Below are entries to be transcribed exactly; exclude the pictures from the copy.
___ Dataset content
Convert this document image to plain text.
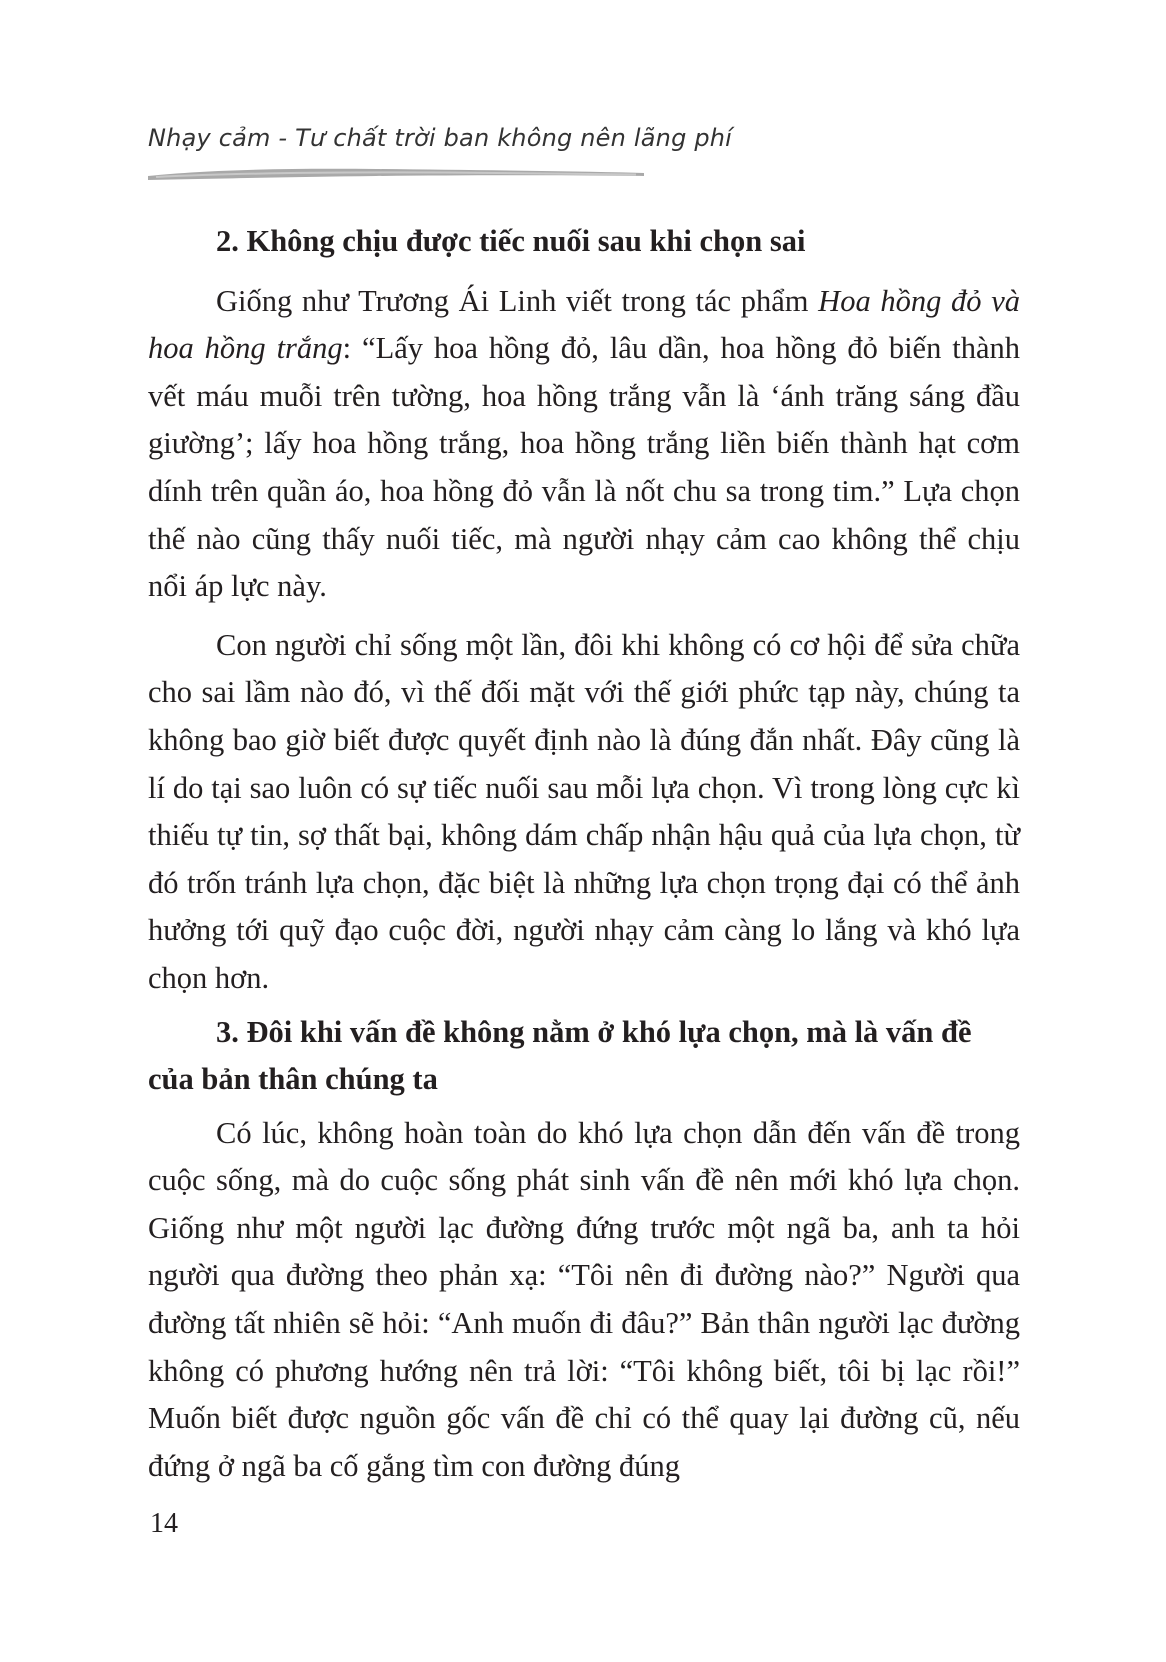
Nhạy cảm - Tư chất trời ban không nên lãng phí
2. Không chịu được tiếc nuối sau khi chọn sai

Giống như Trương Ái Linh viết trong tác phẩm Hoa hồng đỏ và hoa hồng trắng: “Lấy hoa hồng đỏ, lâu dần, hoa hồng đỏ biến thành vết máu muỗi trên tường, hoa hồng trắng vẫn là ‘ánh trăng sáng đầu giường’; lấy hoa hồng trắng, hoa hồng trắng liền biến thành hạt cơm dính trên quần áo, hoa hồng đỏ vẫn là nốt chu sa trong tim.” Lựa chọn thế nào cũng thấy nuối tiếc, mà người nhạy cảm cao không thể chịu nổi áp lực này.

Con người chỉ sống một lần, đôi khi không có cơ hội để sửa chữa cho sai lầm nào đó, vì thế đối mặt với thế giới phức tạp này, chúng ta không bao giờ biết được quyết định nào là đúng đắn nhất. Đây cũng là lí do tại sao luôn có sự tiếc nuối sau mỗi lựa chọn. Vì trong lòng cực kì thiếu tự tin, sợ thất bại, không dám chấp nhận hậu quả của lựa chọn, từ đó trốn tránh lựa chọn, đặc biệt là những lựa chọn trọng đại có thể ảnh hưởng tới quỹ đạo cuộc đời, người nhạy cảm càng lo lắng và khó lựa chọn hơn.

3. Đôi khi vấn đề không nằm ở khó lựa chọn, mà là vấn đề của bản thân chúng ta

Có lúc, không hoàn toàn do khó lựa chọn dẫn đến vấn đề trong cuộc sống, mà do cuộc sống phát sinh vấn đề nên mới khó lựa chọn. Giống như một người lạc đường đứng trước một ngã ba, anh ta hỏi người qua đường theo phản xạ: “Tôi nên đi đường nào?” Người qua đường tất nhiên sẽ hỏi: “Anh muốn đi đâu?” Bản thân người lạc đường không có phương hướng nên trả lời: “Tôi không biết, tôi bị lạc rồi!” Muốn biết được nguồn gốc vấn đề chỉ có thể quay lại đường cũ, nếu đứng ở ngã ba cố gắng tìm con đường đúng

14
______
• [Answer to the exercise]
Convert this document image to plain text.
Nhạy cảm - Tư chất trời ban không nên lãng phí
2. Không chịu được tiếc nuối sau khi chọn sai

Giống như Trương Ái Linh viết trong tác phẩm Hoa hồng đỏ và hoa hồng trắng: “Lấy hoa hồng đỏ, lâu dần, hoa hồng đỏ biến thành vết máu muỗi trên tường, hoa hồng trắng vẫn là ‘ánh trăng sáng đầu giường’; lấy hoa hồng trắng, hoa hồng trắng liền biến thành hạt cơm dính trên quần áo, hoa hồng đỏ vẫn là nốt chu sa trong tim.” Lựa chọn thế nào cũng thấy nuối tiếc, mà người nhạy cảm cao không thể chịu nổi áp lực này.

Con người chỉ sống một lần, đôi khi không có cơ hội để sửa chữa cho sai lầm nào đó, vì thế đối mặt với thế giới phức tạp này, chúng ta không bao giờ biết được quyết định nào là đúng đắn nhất. Đây cũng là lí do tại sao luôn có sự tiếc nuối sau mỗi lựa chọn. Vì trong lòng cực kì thiếu tự tin, sợ thất bại, không dám chấp nhận hậu quả của lựa chọn, từ đó trốn tránh lựa chọn, đặc biệt là những lựa chọn trọng đại có thể ảnh hưởng tới quỹ đạo cuộc đời, người nhạy cảm càng lo lắng và khó lựa chọn hơn.

3. Đôi khi vấn đề không nằm ở khó lựa chọn, mà là vấn đề của bản thân chúng ta

Có lúc, không hoàn toàn do khó lựa chọn dẫn đến vấn đề trong cuộc sống, mà do cuộc sống phát sinh vấn đề nên mới khó lựa chọn. Giống như một người lạc đường đứng trước một ngã ba, anh ta hỏi người qua đường theo phản xạ: “Tôi nên đi đường nào?” Người qua đường tất nhiên sẽ hỏi: “Anh muốn đi đâu?” Bản thân người lạc đường không có phương hướng nên trả lời: “Tôi không biết, tôi bị lạc rồi!” Muốn biết được nguồn gốc vấn đề chỉ có thể quay lại đường cũ, nếu đứng ở ngã ba cố gắng tìm con đường đúng

14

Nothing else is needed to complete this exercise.